* Aim of the exercise *
Can you transcribe every one of the lines below word for word, omitting the pictures?

* Task material *
◇ ◇ ◇ ◇ ◇
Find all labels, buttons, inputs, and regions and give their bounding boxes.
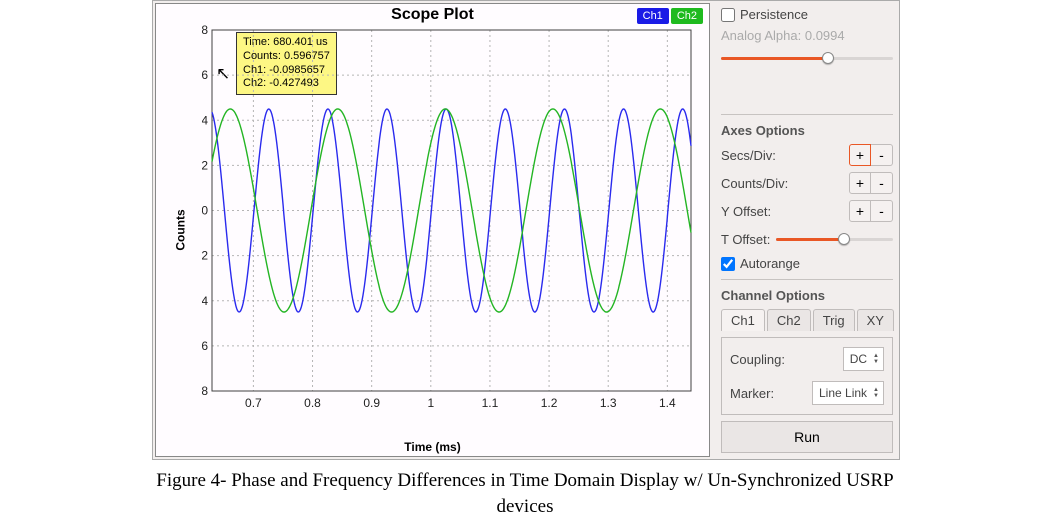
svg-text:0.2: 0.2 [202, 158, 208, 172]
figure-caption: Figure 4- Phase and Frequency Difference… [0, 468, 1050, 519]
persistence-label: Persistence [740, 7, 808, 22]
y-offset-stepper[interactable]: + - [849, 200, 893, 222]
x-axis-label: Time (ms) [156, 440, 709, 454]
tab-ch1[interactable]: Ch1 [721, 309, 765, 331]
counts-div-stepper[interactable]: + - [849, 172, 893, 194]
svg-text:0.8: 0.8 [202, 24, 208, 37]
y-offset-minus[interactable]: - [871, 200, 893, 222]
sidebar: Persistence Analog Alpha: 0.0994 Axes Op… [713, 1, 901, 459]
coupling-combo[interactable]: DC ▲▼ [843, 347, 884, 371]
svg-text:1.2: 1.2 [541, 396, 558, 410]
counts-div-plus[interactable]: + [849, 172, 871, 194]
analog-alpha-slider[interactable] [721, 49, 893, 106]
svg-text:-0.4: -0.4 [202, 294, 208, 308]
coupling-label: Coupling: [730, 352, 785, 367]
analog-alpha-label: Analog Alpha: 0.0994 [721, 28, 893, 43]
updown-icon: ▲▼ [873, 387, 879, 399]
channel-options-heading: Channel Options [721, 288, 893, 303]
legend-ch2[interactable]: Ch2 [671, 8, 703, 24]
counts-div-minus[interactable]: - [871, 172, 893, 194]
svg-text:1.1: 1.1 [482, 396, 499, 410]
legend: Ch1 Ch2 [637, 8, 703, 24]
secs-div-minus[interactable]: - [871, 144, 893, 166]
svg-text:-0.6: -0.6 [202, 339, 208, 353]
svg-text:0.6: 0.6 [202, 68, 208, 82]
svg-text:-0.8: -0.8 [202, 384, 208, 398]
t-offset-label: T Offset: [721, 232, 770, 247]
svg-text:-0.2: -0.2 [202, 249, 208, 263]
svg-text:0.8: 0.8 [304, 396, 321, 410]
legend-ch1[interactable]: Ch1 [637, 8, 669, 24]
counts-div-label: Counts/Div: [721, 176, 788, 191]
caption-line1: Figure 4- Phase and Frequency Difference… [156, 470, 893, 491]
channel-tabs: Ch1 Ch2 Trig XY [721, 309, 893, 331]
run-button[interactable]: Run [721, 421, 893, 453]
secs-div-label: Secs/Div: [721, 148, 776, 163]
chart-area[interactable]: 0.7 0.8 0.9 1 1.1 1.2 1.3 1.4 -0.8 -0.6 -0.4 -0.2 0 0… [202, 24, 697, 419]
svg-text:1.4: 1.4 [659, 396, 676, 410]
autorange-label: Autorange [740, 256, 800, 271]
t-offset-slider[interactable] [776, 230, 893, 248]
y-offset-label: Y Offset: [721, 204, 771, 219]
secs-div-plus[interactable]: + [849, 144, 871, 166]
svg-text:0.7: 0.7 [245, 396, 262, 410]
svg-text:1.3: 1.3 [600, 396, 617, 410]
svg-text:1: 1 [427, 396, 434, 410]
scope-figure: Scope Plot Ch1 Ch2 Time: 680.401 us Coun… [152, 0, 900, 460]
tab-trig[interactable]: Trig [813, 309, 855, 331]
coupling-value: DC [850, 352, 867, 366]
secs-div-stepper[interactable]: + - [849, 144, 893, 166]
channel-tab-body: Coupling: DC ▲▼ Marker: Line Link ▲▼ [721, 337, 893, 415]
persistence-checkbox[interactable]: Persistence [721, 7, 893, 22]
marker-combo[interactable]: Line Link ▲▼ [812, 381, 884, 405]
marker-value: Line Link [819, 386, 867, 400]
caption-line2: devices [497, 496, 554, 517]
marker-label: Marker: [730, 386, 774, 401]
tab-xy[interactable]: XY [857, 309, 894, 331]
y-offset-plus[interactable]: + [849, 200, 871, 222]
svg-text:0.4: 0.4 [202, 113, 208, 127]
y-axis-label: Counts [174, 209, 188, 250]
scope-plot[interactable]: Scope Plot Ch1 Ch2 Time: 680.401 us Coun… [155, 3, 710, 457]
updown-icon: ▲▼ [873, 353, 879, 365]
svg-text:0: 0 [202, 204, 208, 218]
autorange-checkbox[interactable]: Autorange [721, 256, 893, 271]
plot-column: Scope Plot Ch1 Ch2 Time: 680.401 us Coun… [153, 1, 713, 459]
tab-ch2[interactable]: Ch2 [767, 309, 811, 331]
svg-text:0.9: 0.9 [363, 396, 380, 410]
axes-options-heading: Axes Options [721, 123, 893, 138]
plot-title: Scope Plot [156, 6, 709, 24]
◇ ◇ ◇ ◇ ◇
* Response below *
Find all labels, buttons, inputs, and regions and give their bounding boxes.
svg-text:0.2: 0.2 [202, 158, 208, 172]
figure-caption: Figure 4- Phase and Frequency Difference… [0, 468, 1050, 519]
persistence-label: Persistence [740, 7, 808, 22]
y-offset-stepper[interactable]: + - [849, 200, 893, 222]
x-axis-label: Time (ms) [156, 440, 709, 454]
tab-ch1[interactable]: Ch1 [721, 309, 765, 331]
counts-div-stepper[interactable]: + - [849, 172, 893, 194]
svg-text:0.8: 0.8 [202, 24, 208, 37]
y-offset-minus[interactable]: - [871, 200, 893, 222]
sidebar: Persistence Analog Alpha: 0.0994 Axes Op… [713, 1, 901, 459]
coupling-combo[interactable]: DC ▲▼ [843, 347, 884, 371]
svg-text:1.2: 1.2 [541, 396, 558, 410]
counts-div-plus[interactable]: + [849, 172, 871, 194]
analog-alpha-slider[interactable] [721, 49, 893, 106]
svg-text:-0.4: -0.4 [202, 294, 208, 308]
coupling-label: Coupling: [730, 352, 785, 367]
analog-alpha-label: Analog Alpha: 0.0994 [721, 28, 893, 43]
updown-icon: ▲▼ [873, 387, 879, 399]
channel-options-heading: Channel Options [721, 288, 893, 303]
legend-ch2[interactable]: Ch2 [671, 8, 703, 24]
counts-div-minus[interactable]: - [871, 172, 893, 194]
svg-text:1.1: 1.1 [482, 396, 499, 410]
legend: Ch1 Ch2 [637, 8, 703, 24]
secs-div-minus[interactable]: - [871, 144, 893, 166]
svg-text:-0.6: -0.6 [202, 339, 208, 353]
svg-text:0.6: 0.6 [202, 68, 208, 82]
svg-text:-0.8: -0.8 [202, 384, 208, 398]
t-offset-label: T Offset: [721, 232, 770, 247]
svg-text:-0.2: -0.2 [202, 249, 208, 263]
svg-text:0.8: 0.8 [304, 396, 321, 410]
legend-ch1[interactable]: Ch1 [637, 8, 669, 24]
counts-div-label: Counts/Div: [721, 176, 788, 191]
caption-line1: Figure 4- Phase and Frequency Difference… [156, 470, 893, 491]
channel-tabs: Ch1 Ch2 Trig XY [721, 309, 893, 331]
run-button[interactable]: Run [721, 421, 893, 453]
secs-div-label: Secs/Div: [721, 148, 776, 163]
chart-area[interactable]: 0.7 0.8 0.9 1 1.1 1.2 1.3 1.4 -0.8 -0.6 -0.4 -0.2 0 0… [202, 24, 697, 419]
svg-text:1.4: 1.4 [659, 396, 676, 410]
autorange-label: Autorange [740, 256, 800, 271]
t-offset-slider[interactable] [776, 230, 893, 248]
y-offset-label: Y Offset: [721, 204, 771, 219]
secs-div-plus[interactable]: + [849, 144, 871, 166]
svg-text:0.7: 0.7 [245, 396, 262, 410]
svg-text:1.3: 1.3 [600, 396, 617, 410]
svg-text:1: 1 [427, 396, 434, 410]
scope-figure: Scope Plot Ch1 Ch2 Time: 680.401 us Coun… [152, 0, 900, 460]
tab-trig[interactable]: Trig [813, 309, 855, 331]
coupling-value: DC [850, 352, 867, 366]
secs-div-stepper[interactable]: + - [849, 144, 893, 166]
channel-tab-body: Coupling: DC ▲▼ Marker: Line Link ▲▼ [721, 337, 893, 415]
persistence-checkbox[interactable]: Persistence [721, 7, 893, 22]
marker-combo[interactable]: Line Link ▲▼ [812, 381, 884, 405]
marker-value: Line Link [819, 386, 867, 400]
caption-line2: devices [497, 496, 554, 517]
marker-label: Marker: [730, 386, 774, 401]
tab-xy[interactable]: XY [857, 309, 894, 331]
y-offset-plus[interactable]: + [849, 200, 871, 222]
svg-text:0.4: 0.4 [202, 113, 208, 127]
y-axis-label: Counts [174, 209, 188, 250]
scope-plot[interactable]: Scope Plot Ch1 Ch2 Time: 680.401 us Coun… [155, 3, 710, 457]
updown-icon: ▲▼ [873, 353, 879, 365]
svg-text:0: 0 [202, 204, 208, 218]
autorange-checkbox[interactable]: Autorange [721, 256, 893, 271]
plot-column: Scope Plot Ch1 Ch2 Time: 680.401 us Coun… [153, 1, 713, 459]
tab-ch2[interactable]: Ch2 [767, 309, 811, 331]
svg-text:0.9: 0.9 [363, 396, 380, 410]
axes-options-heading: Axes Options [721, 123, 893, 138]
plot-title: Scope Plot [156, 6, 709, 24]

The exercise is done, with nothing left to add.